[Job]
Scan the lines below for the string "抽气速率" and copy every one that has it.

==== Supplied data ====

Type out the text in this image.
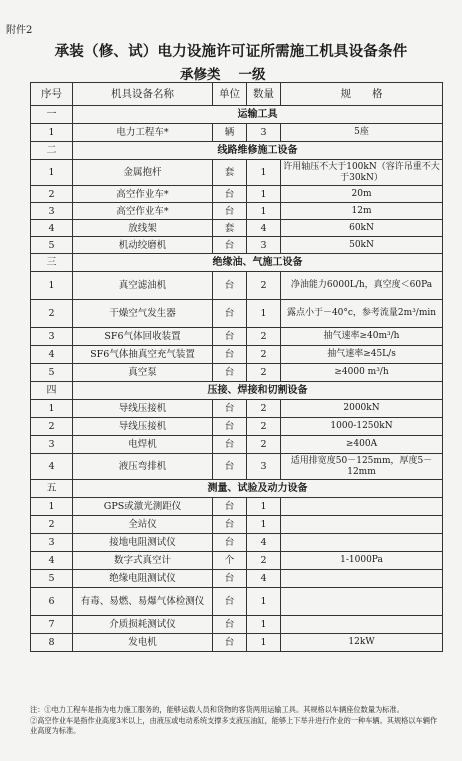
附件2
承装（修、试）电力设施许可证所需施工机具设备条件
承修类 一级
序号	机具设备名称	单位	数量	规　　格
一	运输工具			
1	电力工程车*	辆	3	5座
二	线路维修施工设备			
1	金属抱杆	套	1	许用轴压不大于100kN（容许吊重不大于30kN）
2	高空作业车*	台	1	20m
3	高空作业车*	台	1	12m
4	放线架	套	4	60kN
5	机动绞磨机	台	3	50kN
三	绝缘油、气施工设备			
1	真空滤油机	台	2	净油能力6000L/h，真空度＜60Pa
2	干燥空气发生器	台	1	露点小于－40°c，参考流量2m³/min
3	SF6气体回收装置	台	2	抽气速率≥40m³/h
4	SF6气体抽真空充气装置	台	2	抽气速率≥45L/s
5	真空泵	台	2	≥4000 m³/h
四	压接、焊接和切割设备			
1	导线压接机	台	2	2000kN
2	导线压接机	台	2	1000-1250kN
3	电焊机	台	2	≥400A
4	液压弯排机	台	3	适用排宽度50－125mm，厚度5－12mm
五	测量、试验及动力设备			
1	GPS或激光测距仪	台	1	
2	全站仪	台	1	
3	接地电阻测试仪	台	4	
4	数字式真空计	个	2	1-1000Pa
5	绝缘电阻测试仪	台	4	
6	有毒、易燃、易爆气体检测仪	台	1	
7	介质损耗测试仪	台	1	
8	发电机	台	1	12kW
注：①电力工程车是指为电力施工服务的，能够运载人员和货物的客货两用运输工具。其规格以车辆座位数量为标准。
②高空作业车是指作业高度3米以上，由液压或电动系统支撑多支液压油缸，能够上下举升进行作业的一种车辆。其规格以车辆作业高度为标准。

====

[Exercise solution]
3	SF6气体回收装置	台	2	抽气速率≥40m³/h
4	SF6气体抽真空充气装置	台	2	抽气速率≥45L/s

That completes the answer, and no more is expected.